The entries below should be transcribed in their entirety, exactly as written.

-- Data entries start --

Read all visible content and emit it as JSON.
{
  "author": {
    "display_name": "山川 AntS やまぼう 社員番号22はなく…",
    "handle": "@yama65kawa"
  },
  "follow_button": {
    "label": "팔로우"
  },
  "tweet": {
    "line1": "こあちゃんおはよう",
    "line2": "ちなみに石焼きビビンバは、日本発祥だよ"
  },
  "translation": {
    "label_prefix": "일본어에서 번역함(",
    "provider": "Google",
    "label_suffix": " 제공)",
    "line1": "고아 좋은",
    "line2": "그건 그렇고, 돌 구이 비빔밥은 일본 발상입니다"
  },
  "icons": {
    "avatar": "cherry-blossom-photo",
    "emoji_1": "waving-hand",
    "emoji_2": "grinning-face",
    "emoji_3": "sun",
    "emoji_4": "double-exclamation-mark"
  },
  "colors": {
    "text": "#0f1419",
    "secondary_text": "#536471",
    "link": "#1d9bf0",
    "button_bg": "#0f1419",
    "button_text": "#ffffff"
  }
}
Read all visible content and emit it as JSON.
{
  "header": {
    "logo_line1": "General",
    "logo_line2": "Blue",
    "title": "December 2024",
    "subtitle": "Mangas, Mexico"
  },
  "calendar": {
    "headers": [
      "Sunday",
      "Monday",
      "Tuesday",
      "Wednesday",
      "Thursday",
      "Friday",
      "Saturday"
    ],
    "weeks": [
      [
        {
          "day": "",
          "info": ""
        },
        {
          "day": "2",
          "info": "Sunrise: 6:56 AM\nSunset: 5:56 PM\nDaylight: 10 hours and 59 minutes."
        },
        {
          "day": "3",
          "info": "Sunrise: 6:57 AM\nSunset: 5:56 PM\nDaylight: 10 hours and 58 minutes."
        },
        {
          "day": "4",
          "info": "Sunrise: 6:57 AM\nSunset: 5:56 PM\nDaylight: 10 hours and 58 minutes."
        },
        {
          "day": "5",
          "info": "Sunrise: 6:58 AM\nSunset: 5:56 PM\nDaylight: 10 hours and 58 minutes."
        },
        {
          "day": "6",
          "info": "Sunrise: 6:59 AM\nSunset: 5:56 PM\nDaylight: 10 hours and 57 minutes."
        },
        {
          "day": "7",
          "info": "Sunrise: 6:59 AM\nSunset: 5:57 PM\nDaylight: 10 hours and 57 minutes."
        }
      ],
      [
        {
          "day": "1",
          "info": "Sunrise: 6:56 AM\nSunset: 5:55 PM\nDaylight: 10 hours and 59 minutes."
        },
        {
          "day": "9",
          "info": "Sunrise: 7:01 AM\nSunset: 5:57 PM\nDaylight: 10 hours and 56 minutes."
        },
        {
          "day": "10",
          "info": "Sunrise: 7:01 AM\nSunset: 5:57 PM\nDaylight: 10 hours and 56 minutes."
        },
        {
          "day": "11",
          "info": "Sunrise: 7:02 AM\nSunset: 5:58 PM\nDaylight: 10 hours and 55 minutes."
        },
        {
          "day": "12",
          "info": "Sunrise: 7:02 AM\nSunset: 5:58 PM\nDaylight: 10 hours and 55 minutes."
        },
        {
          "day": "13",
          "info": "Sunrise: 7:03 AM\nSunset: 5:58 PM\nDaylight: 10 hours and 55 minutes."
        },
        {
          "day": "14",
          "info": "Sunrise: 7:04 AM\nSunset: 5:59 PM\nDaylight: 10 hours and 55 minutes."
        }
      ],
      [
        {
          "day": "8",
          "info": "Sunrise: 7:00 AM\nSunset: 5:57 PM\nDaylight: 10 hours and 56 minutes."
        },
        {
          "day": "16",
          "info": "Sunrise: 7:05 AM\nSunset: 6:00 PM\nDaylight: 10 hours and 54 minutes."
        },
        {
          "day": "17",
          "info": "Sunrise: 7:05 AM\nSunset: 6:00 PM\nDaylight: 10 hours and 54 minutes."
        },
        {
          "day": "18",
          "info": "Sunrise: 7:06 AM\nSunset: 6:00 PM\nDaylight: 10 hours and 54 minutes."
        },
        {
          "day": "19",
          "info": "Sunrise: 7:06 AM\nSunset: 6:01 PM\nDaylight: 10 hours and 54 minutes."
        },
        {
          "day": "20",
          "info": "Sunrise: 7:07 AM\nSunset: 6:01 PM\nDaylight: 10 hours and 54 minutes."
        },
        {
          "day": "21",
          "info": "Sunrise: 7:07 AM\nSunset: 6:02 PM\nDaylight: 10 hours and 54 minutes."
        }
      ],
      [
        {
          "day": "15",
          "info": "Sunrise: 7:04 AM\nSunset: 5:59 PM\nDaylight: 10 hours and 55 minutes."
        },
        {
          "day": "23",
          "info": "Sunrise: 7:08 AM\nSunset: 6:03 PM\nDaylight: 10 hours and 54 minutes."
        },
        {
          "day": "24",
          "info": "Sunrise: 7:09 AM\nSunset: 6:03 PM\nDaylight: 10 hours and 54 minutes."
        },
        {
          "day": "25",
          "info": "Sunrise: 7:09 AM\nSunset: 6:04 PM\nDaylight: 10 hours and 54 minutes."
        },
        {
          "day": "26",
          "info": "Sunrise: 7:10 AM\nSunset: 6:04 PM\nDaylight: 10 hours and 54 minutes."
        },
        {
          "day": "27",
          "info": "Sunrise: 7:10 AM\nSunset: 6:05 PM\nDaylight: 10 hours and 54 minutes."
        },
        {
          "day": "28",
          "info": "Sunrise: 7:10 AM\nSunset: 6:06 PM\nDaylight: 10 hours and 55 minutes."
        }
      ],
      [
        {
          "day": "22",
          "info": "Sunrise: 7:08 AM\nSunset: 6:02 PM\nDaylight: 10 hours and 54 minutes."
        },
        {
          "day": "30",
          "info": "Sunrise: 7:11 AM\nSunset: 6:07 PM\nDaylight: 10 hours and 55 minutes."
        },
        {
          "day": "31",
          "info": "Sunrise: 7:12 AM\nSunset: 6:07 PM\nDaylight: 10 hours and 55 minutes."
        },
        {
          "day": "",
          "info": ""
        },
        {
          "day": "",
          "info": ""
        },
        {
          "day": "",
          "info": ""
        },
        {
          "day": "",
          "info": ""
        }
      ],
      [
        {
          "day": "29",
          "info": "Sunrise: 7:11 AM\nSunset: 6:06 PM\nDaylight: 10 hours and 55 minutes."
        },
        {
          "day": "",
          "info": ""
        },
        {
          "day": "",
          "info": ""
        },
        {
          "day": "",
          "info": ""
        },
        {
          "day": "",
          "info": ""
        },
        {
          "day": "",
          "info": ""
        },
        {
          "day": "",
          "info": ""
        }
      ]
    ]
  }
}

-- Data entries end --

• Response to this exercise
Read all visible content and emit it as JSON.
{
  "author": {
    "display_name": "山川 AntS やまぼう 社員番号22はなく…",
    "handle": "@yama65kawa"
  },
  "follow_button": {
    "label": "팔로우"
  },
  "tweet": {
    "line1": "こあちゃんおはよう",
    "line2": "ちなみに石焼きビビンバは、日本発祥だよ"
  },
  "translation": {
    "label_prefix": "일본어에서 번역함(",
    "provider": "Google",
    "label_suffix": " 제공)",
    "line1": "고아 좋은",
    "line2": "그건 그렇고, 돌 구이 비빔밥은 일본 발상입니다"
  },
  "icons": {
    "avatar": "cherry-blossom-photo",
    "emoji_1": "waving-hand",
    "emoji_2": "grinning-face",
    "emoji_3": "sun",
    "emoji_4": "double-exclamation-mark"
  },
  "colors": {
    "text": "#0f1419",
    "secondary_text": "#536471",
    "link": "#1d9bf0",
    "button_bg": "#0f1419",
    "button_text": "#ffffff"
  }
}
Read all visible content and emit it as JSON.
{
  "header": {
    "logo_line1": "General",
    "logo_line2": "Blue",
    "title": "December 2024",
    "subtitle": "Mangas, Mexico"
  },
  "calendar": {
    "headers": [
      "Sunday",
      "Monday",
      "Tuesday",
      "Wednesday",
      "Thursday",
      "Friday",
      "Saturday"
    ],
    "weeks": [
      [
        {
          "day": "",
          "info": ""
        },
        {
          "day": "2",
          "info": "Sunrise: 6:56 AM\nSunset: 5:56 PM\nDaylight: 10 hours and 59 minutes."
        },
        {
          "day": "3",
          "info": "Sunrise: 6:57 AM\nSunset: 5:56 PM\nDaylight: 10 hours and 58 minutes."
        },
        {
          "day": "4",
          "info": "Sunrise: 6:57 AM\nSunset: 5:56 PM\nDaylight: 10 hours and 58 minutes."
        },
        {
          "day": "5",
          "info": "Sunrise: 6:58 AM\nSunset: 5:56 PM\nDaylight: 10 hours and 58 minutes."
        },
        {
          "day": "6",
          "info": "Sunrise: 6:59 AM\nSunset: 5:56 PM\nDaylight: 10 hours and 57 minutes."
        },
        {
          "day": "7",
          "info": "Sunrise: 6:59 AM\nSunset: 5:57 PM\nDaylight: 10 hours and 57 minutes."
        }
      ],
      [
        {
          "day": "1",
          "info": "Sunrise: 6:56 AM\nSunset: 5:55 PM\nDaylight: 10 hours and 59 minutes."
        },
        {
          "day": "9",
          "info": "Sunrise: 7:01 AM\nSunset: 5:57 PM\nDaylight: 10 hours and 56 minutes."
        },
        {
          "day": "10",
          "info": "Sunrise: 7:01 AM\nSunset: 5:57 PM\nDaylight: 10 hours and 56 minutes."
        },
        {
          "day": "11",
          "info": "Sunrise: 7:02 AM\nSunset: 5:58 PM\nDaylight: 10 hours and 55 minutes."
        },
        {
          "day": "12",
          "info": "Sunrise: 7:02 AM\nSunset: 5:58 PM\nDaylight: 10 hours and 55 minutes."
        },
        {
          "day": "13",
          "info": "Sunrise: 7:03 AM\nSunset: 5:58 PM\nDaylight: 10 hours and 55 minutes."
        },
        {
          "day": "14",
          "info": "Sunrise: 7:04 AM\nSunset: 5:59 PM\nDaylight: 10 hours and 55 minutes."
        }
      ],
      [
        {
          "day": "8",
          "info": "Sunrise: 7:00 AM\nSunset: 5:57 PM\nDaylight: 10 hours and 56 minutes."
        },
        {
          "day": "16",
          "info": "Sunrise: 7:05 AM\nSunset: 6:00 PM\nDaylight: 10 hours and 54 minutes."
        },
        {
          "day": "17",
          "info": "Sunrise: 7:05 AM\nSunset: 6:00 PM\nDaylight: 10 hours and 54 minutes."
        },
        {
          "day": "18",
          "info": "Sunrise: 7:06 AM\nSunset: 6:00 PM\nDaylight: 10 hours and 54 minutes."
        },
        {
          "day": "19",
          "info": "Sunrise: 7:06 AM\nSunset: 6:01 PM\nDaylight: 10 hours and 54 minutes."
        },
        {
          "day": "20",
          "info": "Sunrise: 7:07 AM\nSunset: 6:01 PM\nDaylight: 10 hours and 54 minutes."
        },
        {
          "day": "21",
          "info": "Sunrise: 7:07 AM\nSunset: 6:02 PM\nDaylight: 10 hours and 54 minutes."
        }
      ],
      [
        {
          "day": "15",
          "info": "Sunrise: 7:04 AM\nSunset: 5:59 PM\nDaylight: 10 hours and 55 minutes."
        },
        {
          "day": "23",
          "info": "Sunrise: 7:08 AM\nSunset: 6:03 PM\nDaylight: 10 hours and 54 minutes."
        },
        {
          "day": "24",
          "info": "Sunrise: 7:09 AM\nSunset: 6:03 PM\nDaylight: 10 hours and 54 minutes."
        },
        {
          "day": "25",
          "info": "Sunrise: 7:09 AM\nSunset: 6:04 PM\nDaylight: 10 hours and 54 minutes."
        },
        {
          "day": "26",
          "info": "Sunrise: 7:10 AM\nSunset: 6:04 PM\nDaylight: 10 hours and 54 minutes."
        },
        {
          "day": "27",
          "info": "Sunrise: 7:10 AM\nSunset: 6:05 PM\nDaylight: 10 hours and 54 minutes."
        },
        {
          "day": "28",
          "info": "Sunrise: 7:10 AM\nSunset: 6:06 PM\nDaylight: 10 hours and 55 minutes."
        }
      ],
      [
        {
          "day": "22",
          "info": "Sunrise: 7:08 AM\nSunset: 6:02 PM\nDaylight: 10 hours and 54 minutes."
        },
        {
          "day": "30",
          "info": "Sunrise: 7:11 AM\nSunset: 6:07 PM\nDaylight: 10 hours and 55 minutes."
        },
        {
          "day": "31",
          "info": "Sunrise: 7:12 AM\nSunset: 6:07 PM\nDaylight: 10 hours and 55 minutes."
        },
        {
          "day": "",
          "info": ""
        },
        {
          "day": "",
          "info": ""
        },
        {
          "day": "",
          "info": ""
        },
        {
          "day": "",
          "info": ""
        }
      ],
      [
        {
          "day": "29",
          "info": "Sunrise: 7:11 AM\nSunset: 6:06 PM\nDaylight: 10 hours and 55 minutes."
        },
        {
          "day": "",
          "info": ""
        },
        {
          "day": "",
          "info": ""
        },
        {
          "day": "",
          "info": ""
        },
        {
          "day": "",
          "info": ""
        },
        {
          "day": "",
          "info": ""
        },
        {
          "day": "",
          "info": ""
        }
      ]
    ]
  }
}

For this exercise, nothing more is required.